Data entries
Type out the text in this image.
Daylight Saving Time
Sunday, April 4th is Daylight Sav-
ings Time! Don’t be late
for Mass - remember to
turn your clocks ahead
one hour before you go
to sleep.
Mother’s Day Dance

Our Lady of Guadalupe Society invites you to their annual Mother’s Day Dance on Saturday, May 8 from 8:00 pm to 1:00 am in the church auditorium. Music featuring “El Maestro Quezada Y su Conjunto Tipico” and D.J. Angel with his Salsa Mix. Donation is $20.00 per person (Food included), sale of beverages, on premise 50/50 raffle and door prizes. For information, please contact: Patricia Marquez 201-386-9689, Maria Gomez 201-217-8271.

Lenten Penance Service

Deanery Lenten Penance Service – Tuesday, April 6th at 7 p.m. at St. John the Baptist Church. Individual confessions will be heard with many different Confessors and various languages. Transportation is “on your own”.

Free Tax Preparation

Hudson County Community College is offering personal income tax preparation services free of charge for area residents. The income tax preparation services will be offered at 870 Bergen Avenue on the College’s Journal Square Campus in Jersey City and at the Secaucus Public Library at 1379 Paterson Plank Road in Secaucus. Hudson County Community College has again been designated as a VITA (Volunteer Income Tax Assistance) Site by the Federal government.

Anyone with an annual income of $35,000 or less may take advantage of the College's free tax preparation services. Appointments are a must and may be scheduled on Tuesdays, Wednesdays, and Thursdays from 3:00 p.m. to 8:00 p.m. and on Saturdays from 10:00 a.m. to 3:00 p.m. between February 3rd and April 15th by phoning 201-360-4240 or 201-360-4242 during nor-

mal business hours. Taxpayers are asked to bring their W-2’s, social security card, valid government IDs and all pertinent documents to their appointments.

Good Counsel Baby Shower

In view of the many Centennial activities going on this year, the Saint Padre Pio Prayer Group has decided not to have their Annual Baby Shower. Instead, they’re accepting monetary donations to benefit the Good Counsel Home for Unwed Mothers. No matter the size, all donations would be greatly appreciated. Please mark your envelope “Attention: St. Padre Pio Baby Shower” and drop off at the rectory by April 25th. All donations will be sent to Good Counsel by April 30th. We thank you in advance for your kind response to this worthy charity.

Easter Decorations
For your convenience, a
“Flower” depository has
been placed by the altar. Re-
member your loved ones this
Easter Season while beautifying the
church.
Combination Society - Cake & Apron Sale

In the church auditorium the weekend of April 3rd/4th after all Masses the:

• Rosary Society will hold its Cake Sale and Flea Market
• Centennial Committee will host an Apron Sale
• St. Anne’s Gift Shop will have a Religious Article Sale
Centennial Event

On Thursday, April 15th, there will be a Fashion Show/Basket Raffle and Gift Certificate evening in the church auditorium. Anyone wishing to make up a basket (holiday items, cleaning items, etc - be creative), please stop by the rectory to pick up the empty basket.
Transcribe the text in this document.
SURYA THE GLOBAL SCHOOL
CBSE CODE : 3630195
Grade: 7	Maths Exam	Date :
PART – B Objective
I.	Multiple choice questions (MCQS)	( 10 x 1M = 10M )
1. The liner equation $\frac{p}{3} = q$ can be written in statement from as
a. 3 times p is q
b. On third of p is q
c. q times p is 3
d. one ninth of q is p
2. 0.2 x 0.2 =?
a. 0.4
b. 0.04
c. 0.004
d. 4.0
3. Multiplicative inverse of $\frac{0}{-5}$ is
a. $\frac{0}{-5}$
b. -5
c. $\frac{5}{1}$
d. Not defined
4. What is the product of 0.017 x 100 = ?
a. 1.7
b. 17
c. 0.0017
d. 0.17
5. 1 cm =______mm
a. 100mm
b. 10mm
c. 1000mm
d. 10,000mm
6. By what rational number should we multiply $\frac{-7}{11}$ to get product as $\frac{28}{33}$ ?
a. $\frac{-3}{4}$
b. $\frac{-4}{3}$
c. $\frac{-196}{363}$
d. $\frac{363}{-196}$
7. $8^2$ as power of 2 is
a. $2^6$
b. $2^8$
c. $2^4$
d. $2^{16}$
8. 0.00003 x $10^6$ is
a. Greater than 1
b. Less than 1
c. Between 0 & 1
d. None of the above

**Job:**
Extract each entry in full, exactly as given.

**Answer to this task:**
Type out the text in this image.
Daylight Saving Time
Sunday, April 4th is Daylight Sav-
ings Time! Don’t be late
for Mass - remember to
turn your clocks ahead
one hour before you go
to sleep.
Mother’s Day Dance

Our Lady of Guadalupe Society invites you to their annual Mother’s Day Dance on Saturday, May 8 from 8:00 pm to 1:00 am in the church auditorium. Music featuring “El Maestro Quezada Y su Conjunto Tipico” and D.J. Angel with his Salsa Mix. Donation is $20.00 per person (Food included), sale of beverages, on premise 50/50 raffle and door prizes. For information, please contact: Patricia Marquez 201-386-9689, Maria Gomez 201-217-8271.

Lenten Penance Service

Deanery Lenten Penance Service – Tuesday, April 6th at 7 p.m. at St. John the Baptist Church. Individual confessions will be heard with many different Confessors and various languages. Transportation is “on your own”.

Free Tax Preparation

Hudson County Community College is offering personal income tax preparation services free of charge for area residents. The income tax preparation services will be offered at 870 Bergen Avenue on the College’s Journal Square Campus in Jersey City and at the Secaucus Public Library at 1379 Paterson Plank Road in Secaucus. Hudson County Community College has again been designated as a VITA (Volunteer Income Tax Assistance) Site by the Federal government.

Anyone with an annual income of $35,000 or less may take advantage of the College's free tax preparation services. Appointments are a must and may be scheduled on Tuesdays, Wednesdays, and Thursdays from 3:00 p.m. to 8:00 p.m. and on Saturdays from 10:00 a.m. to 3:00 p.m. between February 3rd and April 15th by phoning 201-360-4240 or 201-360-4242 during nor-

mal business hours. Taxpayers are asked to bring their W-2’s, social security card, valid government IDs and all pertinent documents to their appointments.

Good Counsel Baby Shower

In view of the many Centennial activities going on this year, the Saint Padre Pio Prayer Group has decided not to have their Annual Baby Shower. Instead, they’re accepting monetary donations to benefit the Good Counsel Home for Unwed Mothers. No matter the size, all donations would be greatly appreciated. Please mark your envelope “Attention: St. Padre Pio Baby Shower” and drop off at the rectory by April 25th. All donations will be sent to Good Counsel by April 30th. We thank you in advance for your kind response to this worthy charity.

Easter Decorations
For your convenience, a
“Flower” depository has
been placed by the altar. Re-
member your loved ones this
Easter Season while beautifying the
church.
Combination Society - Cake & Apron Sale

In the church auditorium the weekend of April 3rd/4th after all Masses the:

• Rosary Society will hold its Cake Sale and Flea Market
• Centennial Committee will host an Apron Sale
• St. Anne’s Gift Shop will have a Religious Article Sale
Centennial Event

On Thursday, April 15th, there will be a Fashion Show/Basket Raffle and Gift Certificate evening in the church auditorium. Anyone wishing to make up a basket (holiday items, cleaning items, etc - be creative), please stop by the rectory to pick up the empty basket.
Transcribe the text in this document.
SURYA THE GLOBAL SCHOOL
CBSE CODE : 3630195
Grade: 7	Maths Exam	Date :
PART – B Objective
I.	Multiple choice questions (MCQS)	( 10 x 1M = 10M )
1. The liner equation $\frac{p}{3} = q$ can be written in statement from as
a. 3 times p is q
b. On third of p is q
c. q times p is 3
d. one ninth of q is p
2. 0.2 x 0.2 =?
a. 0.4
b. 0.04
c. 0.004
d. 4.0
3. Multiplicative inverse of $\frac{0}{-5}$ is
a. $\frac{0}{-5}$
b. -5
c. $\frac{5}{1}$
d. Not defined
4. What is the product of 0.017 x 100 = ?
a. 1.7
b. 17
c. 0.0017
d. 0.17
5. 1 cm =______mm
a. 100mm
b. 10mm
c. 1000mm
d. 10,000mm
6. By what rational number should we multiply $\frac{-7}{11}$ to get product as $\frac{28}{33}$ ?
a. $\frac{-3}{4}$
b. $\frac{-4}{3}$
c. $\frac{-196}{363}$
d. $\frac{363}{-196}$
7. $8^2$ as power of 2 is
a. $2^6$
b. $2^8$
c. $2^4$
d. $2^{16}$
8. 0.00003 x $10^6$ is
a. Greater than 1
b. Less than 1
c. Between 0 & 1
d. None of the above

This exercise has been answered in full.